**MATERIAL SUPPLIED**
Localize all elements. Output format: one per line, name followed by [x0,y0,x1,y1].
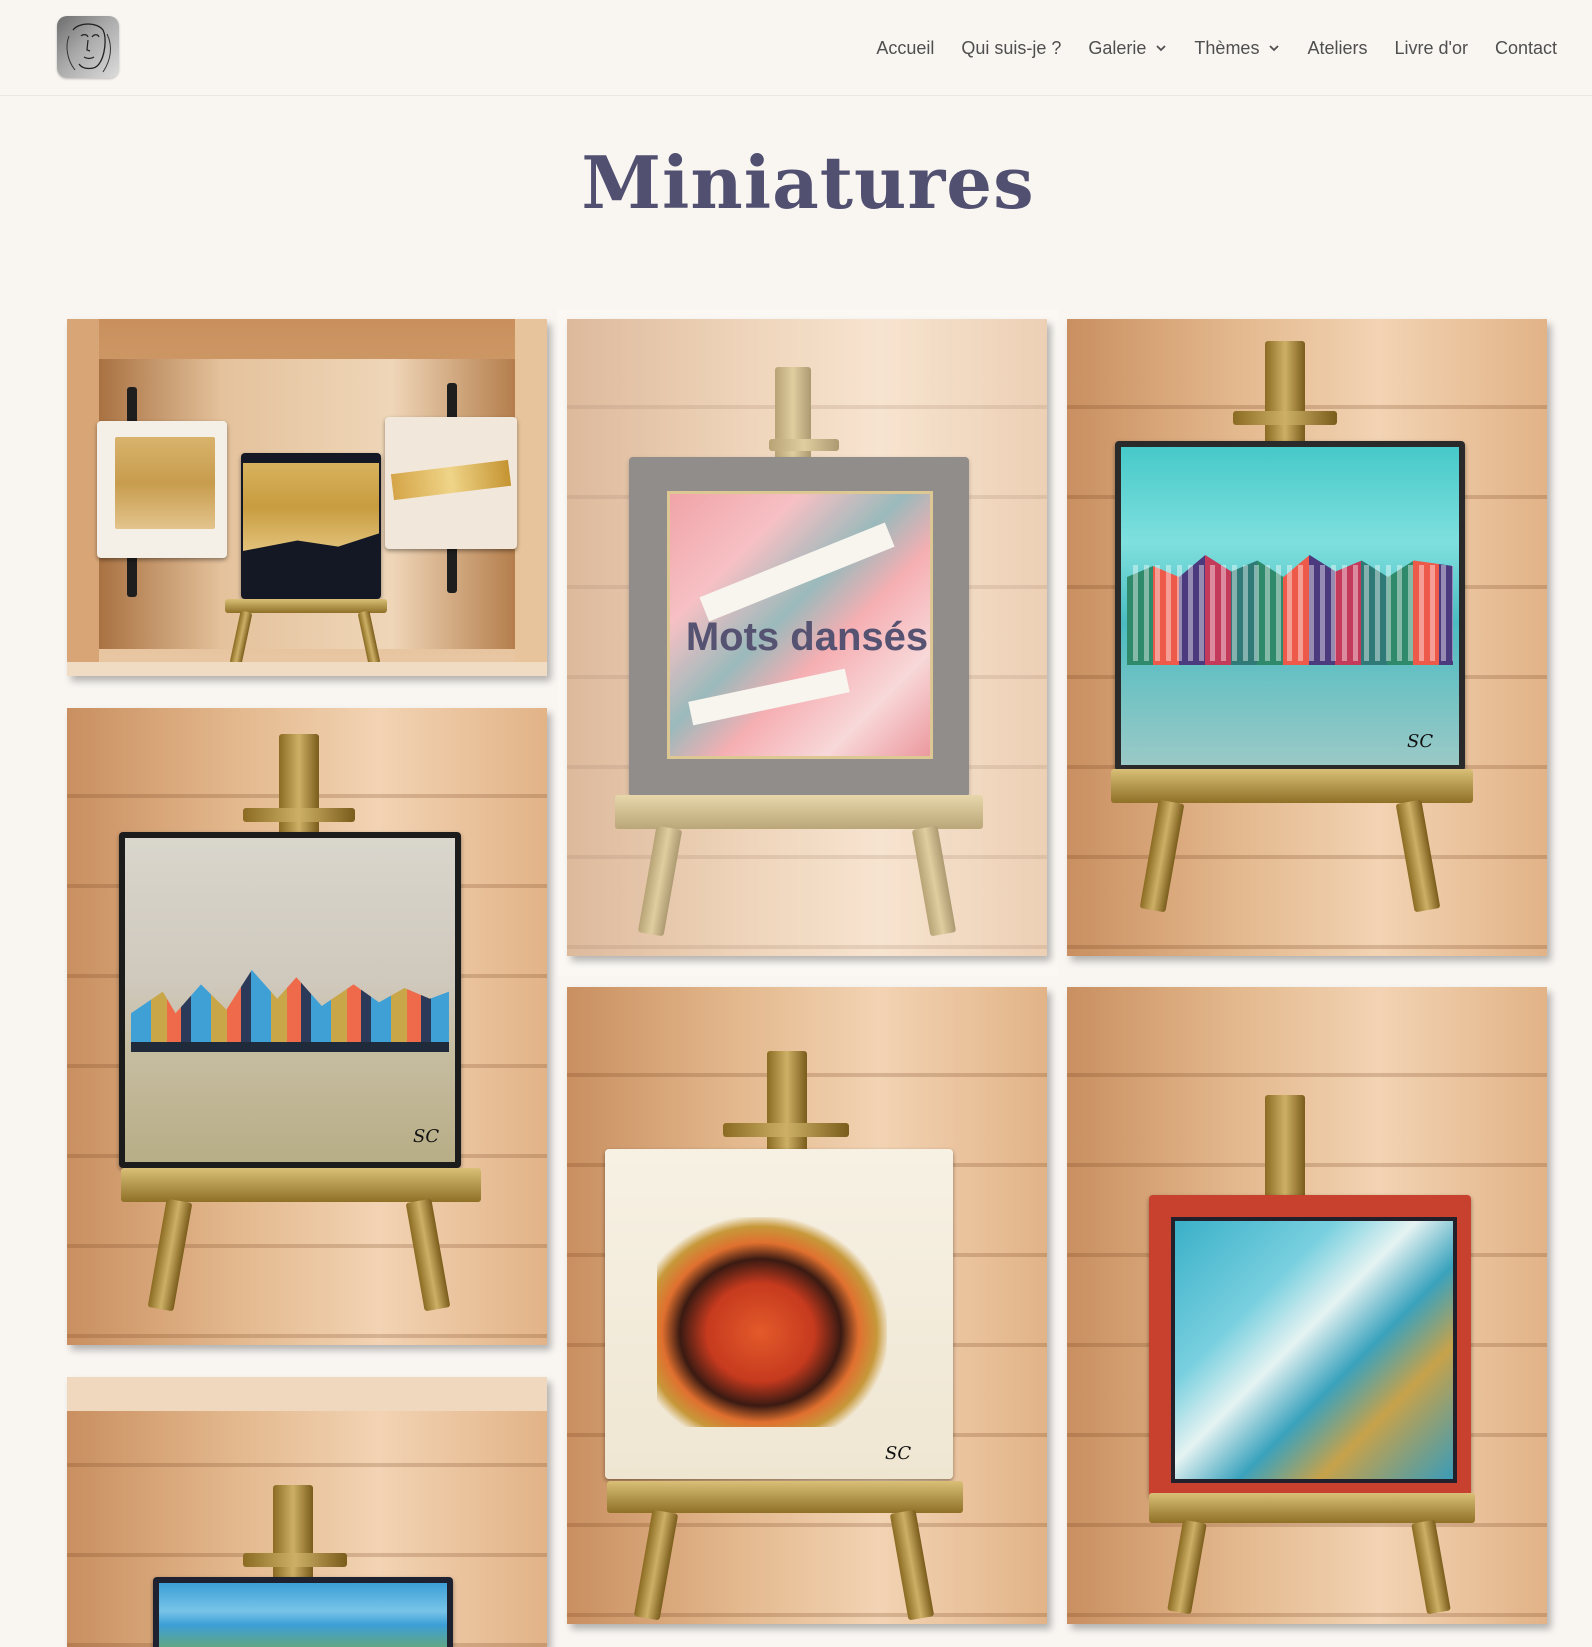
gallery-item[interactable] [67,1377,547,1647]
gallery-item-featured[interactable]: Mots dansés [558,309,1058,976]
site-header: Accueil Qui suis-je ? Galerie Thèmes Ate… [0,0,1592,96]
gallery-image: Mots dansés [567,319,1047,956]
gallery-item[interactable]: SC [1067,319,1547,956]
gallery-item[interactable]: SC [67,708,547,1345]
gallery-item-title: Mots dansés [685,615,929,659]
gallery-item[interactable] [67,319,547,676]
gallery-item[interactable] [1067,987,1547,1624]
nav-item-ateliers[interactable]: Ateliers [1307,38,1367,59]
nav-item-contact[interactable]: Contact [1495,38,1557,59]
main-nav: Accueil Qui suis-je ? Galerie Thèmes Ate… [849,34,1557,62]
face-drawing-icon [66,23,111,73]
chevron-down-icon [1269,45,1280,52]
nav-item-qui-suis-je[interactable]: Qui suis-je ? [961,38,1061,59]
chevron-down-icon [1156,45,1167,52]
nav-item-galerie[interactable]: Galerie [1088,38,1167,59]
site-logo[interactable] [57,16,119,78]
nav-item-accueil[interactable]: Accueil [876,38,934,59]
page-title: Miniatures [581,140,1035,225]
nav-item-livre-dor[interactable]: Livre d'or [1394,38,1467,59]
nav-item-themes[interactable]: Thèmes [1194,38,1280,59]
gallery-item[interactable]: SC [567,987,1047,1624]
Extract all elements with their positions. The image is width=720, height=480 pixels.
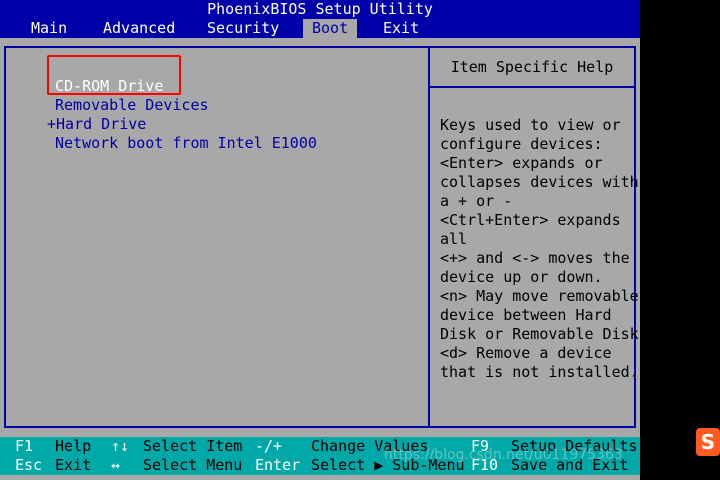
help-line: <d> Remove a device [440, 344, 612, 362]
action-select-item: Select Item [143, 437, 243, 455]
help-title: Item Specific Help [450, 58, 614, 76]
help-line: collapses devices with [440, 173, 639, 191]
menu-bar: Main Advanced Security Boot Exit [0, 19, 640, 38]
boot-item-hard-drive[interactable]: +Hard Drive [47, 115, 146, 134]
action-select-menu: Select Menu [143, 456, 243, 474]
menu-advanced[interactable]: Advanced [94, 19, 184, 38]
help-text: Keys used to view or configure devices: <E… [440, 116, 639, 382]
action-help: Help [55, 437, 92, 455]
title-bar: PhoenixBIOS Setup Utility [0, 0, 640, 19]
watermark-text: https://blog.csdn.net/u011975363 [384, 447, 623, 463]
menu-main[interactable]: Main [22, 19, 76, 38]
menu-security[interactable]: Security [198, 19, 288, 38]
bios-screen: PhoenixBIOS Setup Utility Main Advanced … [0, 0, 640, 480]
help-line: device up or down. [440, 268, 603, 286]
menu-exit[interactable]: Exit [374, 19, 428, 38]
help-line: <Ctrl+Enter> expands [440, 211, 621, 229]
boot-item-network[interactable]: Network boot from Intel E1000 [55, 134, 317, 153]
key-left-right: ↔ [111, 456, 121, 474]
menu-boot[interactable]: Boot [303, 19, 358, 38]
help-line: <n> May move removable [440, 287, 639, 305]
sogou-logo-icon: S [696, 428, 720, 456]
help-line: configure devices: [440, 135, 603, 153]
app-title: PhoenixBIOS Setup Utility [207, 0, 433, 18]
help-divider [430, 86, 634, 88]
help-line: <+> and <-> moves the [440, 249, 630, 267]
key-up-down: ↑↓ [111, 437, 130, 455]
selection-highlight-box [47, 55, 181, 95]
panel-divider [428, 48, 430, 426]
help-line: Disk or Removable Disk [440, 325, 639, 343]
help-line: that is not installed. [440, 363, 639, 381]
key-esc: Esc [15, 456, 43, 474]
help-line: <Enter> expands or [440, 154, 603, 172]
help-line: a + or - [440, 192, 513, 210]
boot-item-removable[interactable]: Removable Devices [55, 96, 209, 115]
key-enter: Enter [255, 456, 301, 474]
help-line: Keys used to view or [440, 116, 621, 134]
key-f1: F1 [15, 437, 34, 455]
help-line: device between Hard [440, 306, 612, 324]
black-margin [640, 0, 720, 480]
help-line: all [440, 230, 468, 248]
key-minus-plus: -/+ [255, 437, 283, 455]
action-exit: Exit [55, 456, 92, 474]
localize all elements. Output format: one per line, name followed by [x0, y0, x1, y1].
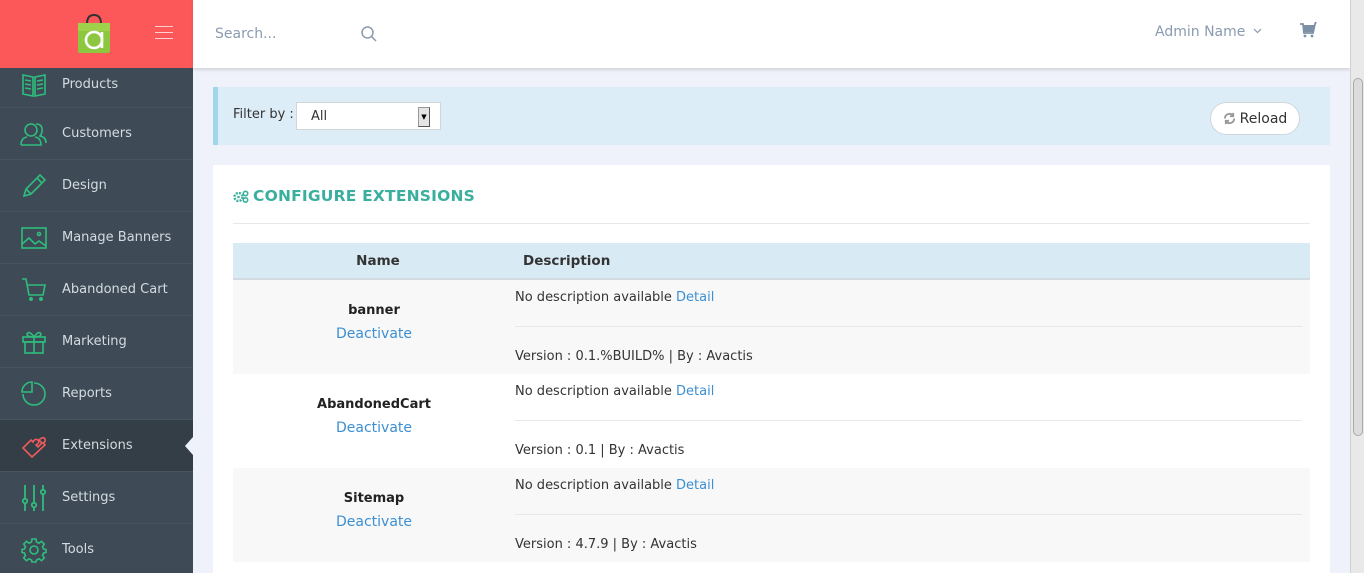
cart-icon [20, 276, 48, 304]
dropdown-arrow-icon[interactable]: ▼ [418, 107, 430, 127]
users-icon [20, 120, 48, 148]
sliders-icon [20, 484, 48, 512]
active-indicator [185, 437, 193, 455]
deactivate-link[interactable]: Deactivate [336, 514, 412, 530]
panel-title: CONFIGURE EXTENSIONS [233, 187, 475, 205]
detail-link[interactable]: Detail [676, 384, 714, 399]
sidebar-item-label: Products [62, 77, 119, 92]
description: No description available [515, 384, 672, 399]
image-icon [20, 224, 48, 252]
reload-button[interactable]: Reload [1210, 102, 1300, 135]
extension-name: banner [348, 303, 400, 318]
menu-toggle-icon[interactable] [155, 26, 173, 40]
description: No description available [515, 290, 672, 305]
sidebar-item-label: Settings [62, 490, 116, 505]
shopping-cart-icon[interactable] [1299, 21, 1317, 39]
description-text: No description available Detail [515, 290, 714, 305]
pie-chart-icon [20, 380, 48, 408]
column-header-description: Description [523, 252, 611, 269]
sidebar-item-label: Tools [62, 542, 95, 557]
description-text: No description available Detail [515, 384, 714, 399]
reload-label: Reload [1239, 110, 1288, 127]
table-row: Sitemap Deactivate No description availa… [233, 468, 1310, 562]
book-icon [20, 71, 48, 99]
sidebar-item-label: Customers [62, 126, 132, 141]
sidebar-item-label: Design [62, 178, 107, 193]
sidebar-item-abandoned-cart[interactable]: Abandoned Cart [0, 264, 193, 316]
extension-name: Sitemap [343, 491, 405, 506]
description: No description available [515, 478, 672, 493]
divider [515, 514, 1302, 515]
name-cell: banner Deactivate [233, 280, 515, 374]
sidebar-item-manage-banners[interactable]: Manage Banners [0, 212, 193, 264]
sidebar-item-label: Manage Banners [62, 230, 172, 245]
table-row: AbandonedCart Deactivate No description … [233, 374, 1310, 468]
search-input[interactable] [215, 22, 355, 46]
sidebar-nav: Products Customers Design Manage Banners… [0, 62, 193, 573]
detail-link[interactable]: Detail [676, 290, 714, 305]
divider [515, 326, 1302, 327]
filter-selected-value: All [311, 109, 328, 124]
version-info: Version : 0.1 | By : Avactis [515, 443, 685, 458]
divider [515, 420, 1302, 421]
detail-link[interactable]: Detail [676, 478, 714, 493]
chevron-down-icon [1253, 27, 1262, 37]
description-cell: No description available Detail Version … [515, 280, 1310, 374]
refresh-icon [1223, 112, 1235, 125]
topbar: Admin Name [193, 0, 1350, 68]
logo-bag-icon[interactable] [76, 12, 112, 54]
gift-icon [20, 328, 48, 356]
name-cell: AbandonedCart Deactivate [233, 374, 515, 468]
column-header-name: Name [356, 252, 400, 269]
sidebar-item-reports[interactable]: Reports [0, 368, 193, 420]
sidebar-item-tools[interactable]: Tools [0, 524, 193, 573]
filter-select[interactable]: All ▼ [296, 102, 441, 130]
page-scrollbar[interactable] [1350, 0, 1364, 573]
admin-name: Admin Name [1155, 24, 1246, 40]
name-cell: Sitemap Deactivate [233, 468, 515, 562]
logo-bar [0, 0, 193, 68]
description-text: No description available Detail [515, 478, 714, 493]
sidebar-item-customers[interactable]: Customers [0, 108, 193, 160]
table-header: Name Description [233, 243, 1310, 280]
gear-icon [20, 536, 48, 564]
panel-title-text: CONFIGURE EXTENSIONS [253, 187, 476, 205]
puzzle-icon [20, 432, 48, 460]
sidebar-item-marketing[interactable]: Marketing [0, 316, 193, 368]
search-icon[interactable] [360, 25, 378, 43]
filter-bar: Filter by : All ▼ Reload [213, 87, 1330, 145]
divider [233, 223, 1310, 224]
description-cell: No description available Detail Version … [515, 468, 1310, 562]
scrollbar-thumb[interactable] [1353, 78, 1363, 436]
sidebar-item-label: Reports [62, 386, 112, 401]
filter-label: Filter by : [233, 107, 294, 122]
deactivate-link[interactable]: Deactivate [336, 326, 412, 342]
sidebar-item-settings[interactable]: Settings [0, 472, 193, 524]
gears-icon [233, 189, 249, 203]
pencil-icon [20, 172, 48, 200]
sidebar-item-label: Extensions [62, 438, 133, 453]
admin-menu[interactable]: Admin Name [1155, 24, 1262, 40]
sidebar-item-label: Abandoned Cart [62, 282, 168, 297]
extensions-table: Name Description banner Deactivate No de… [233, 243, 1310, 562]
extension-name: AbandonedCart [317, 397, 431, 412]
sidebar-item-label: Marketing [62, 334, 127, 349]
version-info: Version : 0.1.%BUILD% | By : Avactis [515, 349, 753, 364]
sidebar: Products Customers Design Manage Banners… [0, 0, 193, 573]
description-cell: No description available Detail Version … [515, 374, 1310, 468]
version-info: Version : 4.7.9 | By : Avactis [515, 537, 697, 552]
table-row: banner Deactivate No description availab… [233, 280, 1310, 374]
sidebar-item-products[interactable]: Products [0, 62, 193, 108]
deactivate-link[interactable]: Deactivate [336, 420, 412, 436]
sidebar-item-extensions[interactable]: Extensions [0, 420, 193, 472]
sidebar-item-design[interactable]: Design [0, 160, 193, 212]
configure-extensions-panel: CONFIGURE EXTENSIONS Name Description ba… [213, 165, 1330, 573]
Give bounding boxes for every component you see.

**STATED PROBLEM**
Put the lines from the start of the records through the line holding "Extract all elements", inclusive, into a Markdown table with the columns No. and Text. Number each row, omit blank lines, and leave out the pictures.

**TASK OUTPUT**
| No. | Text |
|---|---|
| 1 | Localize all elements. Output format: one per line, name followed by [x0,y0,x1,y1]. |
| 2 | gallery-item[interactable] [67,1377,547,1647] |
| 3 | gallery-item-featured[interactable]: Mots dansés [558,309,1058,976] |
| 4 | site-header: Accueil Qui suis-je ? Galerie Thèmes Ate… [0,0,1592,96] |
| 5 | gallery-image: Mots dansés [567,319,1047,956] |
| 6 | gallery-item[interactable]: SC [1067,319,1547,956] |
| 7 | gallery-item[interactable]: SC [67,708,547,1345] |
| 8 | gallery-item-title: Mots dansés [685,615,929,659] |
| 9 | gallery-item[interactable] [67,319,547,676] |
| 10 | gallery-item[interactable] [1067,987,1547,1624] |
| 11 | nav-item-ateliers[interactable]: Ateliers [1307,38,1367,59] |
| 12 | nav-item-contact[interactable]: Contact [1495,38,1557,59] |
| 13 | main-nav: Accueil Qui suis-je ? Galerie Thèmes Ate… [849,34,1557,62] |
| 14 | face-drawing-icon [66,23,111,73] |
| 15 | chevron-down-icon [1269,45,1280,52] |
| 16 | nav-item-qui-suis-je[interactable]: Qui suis-je ? [961,38,1061,59] |
| 17 | chevron-down-icon [1156,45,1167,52] |
| 18 | nav-item-galerie[interactable]: Galerie [1088,38,1167,59] |
| 19 | site-logo[interactable] [57,16,119,78] |
| 20 | nav-item-accueil[interactable]: Accueil [876,38,934,59] |
| 21 | page-title: Miniatures [581,140,1035,225] |
| 22 | nav-item-livre-dor[interactable]: Livre d'or [1394,38,1467,59] |
| 23 | nav-item-themes[interactable]: Thèmes [1194,38,1280,59] |
| 24 | gallery-item[interactable]: SC [567,987,1047,1624] |
| 25 | Extract all elements with their positions. The image is width=720, height=480 pixels. |